Repeat each line exactly as it is written.
(begin)
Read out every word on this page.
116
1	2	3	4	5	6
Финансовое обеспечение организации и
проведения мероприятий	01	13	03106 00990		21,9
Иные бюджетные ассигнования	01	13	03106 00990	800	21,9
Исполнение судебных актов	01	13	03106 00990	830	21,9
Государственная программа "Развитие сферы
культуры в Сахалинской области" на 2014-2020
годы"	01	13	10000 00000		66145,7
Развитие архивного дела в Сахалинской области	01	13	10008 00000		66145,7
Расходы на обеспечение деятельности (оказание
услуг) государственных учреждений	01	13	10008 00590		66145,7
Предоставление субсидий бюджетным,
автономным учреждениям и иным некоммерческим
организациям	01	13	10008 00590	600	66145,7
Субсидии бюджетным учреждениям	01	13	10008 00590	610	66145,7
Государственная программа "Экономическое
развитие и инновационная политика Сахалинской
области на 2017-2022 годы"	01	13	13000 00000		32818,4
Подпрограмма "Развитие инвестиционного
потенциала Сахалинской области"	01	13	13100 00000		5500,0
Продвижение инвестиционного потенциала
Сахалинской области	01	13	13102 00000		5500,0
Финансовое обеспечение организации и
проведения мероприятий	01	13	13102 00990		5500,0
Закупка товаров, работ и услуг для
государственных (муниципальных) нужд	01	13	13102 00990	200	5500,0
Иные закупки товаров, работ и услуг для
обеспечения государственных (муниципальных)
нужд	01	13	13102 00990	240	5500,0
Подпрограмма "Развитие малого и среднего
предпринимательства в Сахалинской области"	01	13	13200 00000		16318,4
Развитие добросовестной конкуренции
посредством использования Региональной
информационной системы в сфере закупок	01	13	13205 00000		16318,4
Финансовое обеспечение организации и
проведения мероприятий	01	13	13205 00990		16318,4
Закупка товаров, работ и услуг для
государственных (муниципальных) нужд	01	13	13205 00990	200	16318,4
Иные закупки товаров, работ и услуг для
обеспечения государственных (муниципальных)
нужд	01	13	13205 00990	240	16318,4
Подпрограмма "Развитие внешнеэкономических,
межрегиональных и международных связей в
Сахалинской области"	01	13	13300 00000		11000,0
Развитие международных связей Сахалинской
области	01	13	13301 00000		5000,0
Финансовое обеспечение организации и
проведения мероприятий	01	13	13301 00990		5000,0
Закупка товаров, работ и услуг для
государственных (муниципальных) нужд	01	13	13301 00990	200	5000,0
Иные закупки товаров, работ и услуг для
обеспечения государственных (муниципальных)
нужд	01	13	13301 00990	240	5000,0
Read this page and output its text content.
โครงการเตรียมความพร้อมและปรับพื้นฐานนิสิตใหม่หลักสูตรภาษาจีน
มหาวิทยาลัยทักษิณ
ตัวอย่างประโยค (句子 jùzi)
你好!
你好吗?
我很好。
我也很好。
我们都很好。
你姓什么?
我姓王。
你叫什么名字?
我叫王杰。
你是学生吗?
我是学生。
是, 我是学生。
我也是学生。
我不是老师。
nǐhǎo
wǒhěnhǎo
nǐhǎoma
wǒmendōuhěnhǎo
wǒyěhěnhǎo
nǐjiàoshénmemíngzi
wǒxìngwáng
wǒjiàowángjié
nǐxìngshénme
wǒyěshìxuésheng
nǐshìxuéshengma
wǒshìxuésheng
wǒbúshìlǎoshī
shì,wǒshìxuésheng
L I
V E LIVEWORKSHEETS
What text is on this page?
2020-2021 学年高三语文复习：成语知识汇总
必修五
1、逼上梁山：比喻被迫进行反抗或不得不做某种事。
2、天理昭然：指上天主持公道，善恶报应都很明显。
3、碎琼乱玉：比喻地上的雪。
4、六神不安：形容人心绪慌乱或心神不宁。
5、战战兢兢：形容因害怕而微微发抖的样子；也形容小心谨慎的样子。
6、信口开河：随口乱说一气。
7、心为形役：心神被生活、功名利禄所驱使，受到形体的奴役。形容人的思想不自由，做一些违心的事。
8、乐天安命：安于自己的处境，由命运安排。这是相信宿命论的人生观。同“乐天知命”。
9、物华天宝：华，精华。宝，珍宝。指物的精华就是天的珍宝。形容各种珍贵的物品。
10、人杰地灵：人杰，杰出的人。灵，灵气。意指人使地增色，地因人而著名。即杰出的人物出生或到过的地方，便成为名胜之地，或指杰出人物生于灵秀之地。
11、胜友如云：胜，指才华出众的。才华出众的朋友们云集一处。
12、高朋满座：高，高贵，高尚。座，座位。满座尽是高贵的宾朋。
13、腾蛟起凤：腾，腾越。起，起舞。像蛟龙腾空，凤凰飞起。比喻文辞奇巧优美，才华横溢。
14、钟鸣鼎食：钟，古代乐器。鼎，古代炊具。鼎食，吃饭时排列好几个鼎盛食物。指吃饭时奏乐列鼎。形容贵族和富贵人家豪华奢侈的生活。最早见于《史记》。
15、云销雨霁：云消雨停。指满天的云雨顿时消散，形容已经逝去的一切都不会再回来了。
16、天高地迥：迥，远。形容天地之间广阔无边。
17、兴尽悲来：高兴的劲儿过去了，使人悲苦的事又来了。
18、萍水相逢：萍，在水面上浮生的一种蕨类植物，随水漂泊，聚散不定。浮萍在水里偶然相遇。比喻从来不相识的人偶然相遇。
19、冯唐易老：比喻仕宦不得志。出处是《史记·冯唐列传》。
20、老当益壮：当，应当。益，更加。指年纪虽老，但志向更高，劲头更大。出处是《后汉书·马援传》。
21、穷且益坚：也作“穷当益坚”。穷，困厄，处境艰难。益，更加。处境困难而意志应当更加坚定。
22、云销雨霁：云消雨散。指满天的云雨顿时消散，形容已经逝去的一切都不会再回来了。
(end)
*Answer to the task*:
Read out every word on this page.
116
1	2	3	4	5	6
Финансовое обеспечение организации и
проведения мероприятий	01	13	03106 00990		21,9
Иные бюджетные ассигнования	01	13	03106 00990	800	21,9
Исполнение судебных актов	01	13	03106 00990	830	21,9
Государственная программа "Развитие сферы
культуры в Сахалинской области" на 2014-2020
годы"	01	13	10000 00000		66145,7
Развитие архивного дела в Сахалинской области	01	13	10008 00000		66145,7
Расходы на обеспечение деятельности (оказание
услуг) государственных учреждений	01	13	10008 00590		66145,7
Предоставление субсидий бюджетным,
автономным учреждениям и иным некоммерческим
организациям	01	13	10008 00590	600	66145,7
Субсидии бюджетным учреждениям	01	13	10008 00590	610	66145,7
Государственная программа "Экономическое
развитие и инновационная политика Сахалинской
области на 2017-2022 годы"	01	13	13000 00000		32818,4
Подпрограмма "Развитие инвестиционного
потенциала Сахалинской области"	01	13	13100 00000		5500,0
Продвижение инвестиционного потенциала
Сахалинской области	01	13	13102 00000		5500,0
Финансовое обеспечение организации и
проведения мероприятий	01	13	13102 00990		5500,0
Закупка товаров, работ и услуг для
государственных (муниципальных) нужд	01	13	13102 00990	200	5500,0
Иные закупки товаров, работ и услуг для
обеспечения государственных (муниципальных)
нужд	01	13	13102 00990	240	5500,0
Подпрограмма "Развитие малого и среднего
предпринимательства в Сахалинской области"	01	13	13200 00000		16318,4
Развитие добросовестной конкуренции
посредством использования Региональной
информационной системы в сфере закупок	01	13	13205 00000		16318,4
Финансовое обеспечение организации и
проведения мероприятий	01	13	13205 00990		16318,4
Закупка товаров, работ и услуг для
государственных (муниципальных) нужд	01	13	13205 00990	200	16318,4
Иные закупки товаров, работ и услуг для
обеспечения государственных (муниципальных)
нужд	01	13	13205 00990	240	16318,4
Подпрограмма "Развитие внешнеэкономических,
межрегиональных и международных связей в
Сахалинской области"	01	13	13300 00000		11000,0
Развитие международных связей Сахалинской
области	01	13	13301 00000		5000,0
Финансовое обеспечение организации и
проведения мероприятий	01	13	13301 00990		5000,0
Закупка товаров, работ и услуг для
государственных (муниципальных) нужд	01	13	13301 00990	200	5000,0
Иные закупки товаров, работ и услуг для
обеспечения государственных (муниципальных)
нужд	01	13	13301 00990	240	5000,0
Read this page and output its text content.
โครงการเตรียมความพร้อมและปรับพื้นฐานนิสิตใหม่หลักสูตรภาษาจีน
มหาวิทยาลัยทักษิณ
ตัวอย่างประโยค (句子 jùzi)
你好!
你好吗?
我很好。
我也很好。
我们都很好。
你姓什么?
我姓王。
你叫什么名字?
我叫王杰。
你是学生吗?
我是学生。
是, 我是学生。
我也是学生。
我不是老师。
nǐhǎo
wǒhěnhǎo
nǐhǎoma
wǒmendōuhěnhǎo
wǒyěhěnhǎo
nǐjiàoshénmemíngzi
wǒxìngwáng
wǒjiàowángjié
nǐxìngshénme
wǒyěshìxuésheng
nǐshìxuéshengma
wǒshìxuésheng
wǒbúshìlǎoshī
shì,wǒshìxuésheng
L I
V E LIVEWORKSHEETS
What text is on this page?
2020-2021 学年高三语文复习：成语知识汇总
必修五
1、逼上梁山：比喻被迫进行反抗或不得不做某种事。
2、天理昭然：指上天主持公道，善恶报应都很明显。
3、碎琼乱玉：比喻地上的雪。
4、六神不安：形容人心绪慌乱或心神不宁。
5、战战兢兢：形容因害怕而微微发抖的样子；也形容小心谨慎的样子。
6、信口开河：随口乱说一气。
7、心为形役：心神被生活、功名利禄所驱使，受到形体的奴役。形容人的思想不自由，做一些违心的事。
8、乐天安命：安于自己的处境，由命运安排。这是相信宿命论的人生观。同“乐天知命”。
9、物华天宝：华，精华。宝，珍宝。指物的精华就是天的珍宝。形容各种珍贵的物品。
10、人杰地灵：人杰，杰出的人。灵，灵气。意指人使地增色，地因人而著名。即杰出的人物出生或到过的地方，便成为名胜之地，或指杰出人物生于灵秀之地。
11、胜友如云：胜，指才华出众的。才华出众的朋友们云集一处。
12、高朋满座：高，高贵，高尚。座，座位。满座尽是高贵的宾朋。
13、腾蛟起凤：腾，腾越。起，起舞。像蛟龙腾空，凤凰飞起。比喻文辞奇巧优美，才华横溢。
14、钟鸣鼎食：钟，古代乐器。鼎，古代炊具。鼎食，吃饭时排列好几个鼎盛食物。指吃饭时奏乐列鼎。形容贵族和富贵人家豪华奢侈的生活。最早见于《史记》。
15、云销雨霁：云消雨停。指满天的云雨顿时消散，形容已经逝去的一切都不会再回来了。
16、天高地迥：迥，远。形容天地之间广阔无边。
17、兴尽悲来：高兴的劲儿过去了，使人悲苦的事又来了。
18、萍水相逢：萍，在水面上浮生的一种蕨类植物，随水漂泊，聚散不定。浮萍在水里偶然相遇。比喻从来不相识的人偶然相遇。
19、冯唐易老：比喻仕宦不得志。出处是《史记·冯唐列传》。
20、老当益壮：当，应当。益，更加。指年纪虽老，但志向更高，劲头更大。出处是《后汉书·马援传》。
21、穷且益坚：也作“穷当益坚”。穷，困厄，处境艰难。益，更加。处境困难而意志应当更加坚定。
22、云销雨霁：云消雨散。指满天的云雨顿时消散，形容已经逝去的一切都不会再回来了。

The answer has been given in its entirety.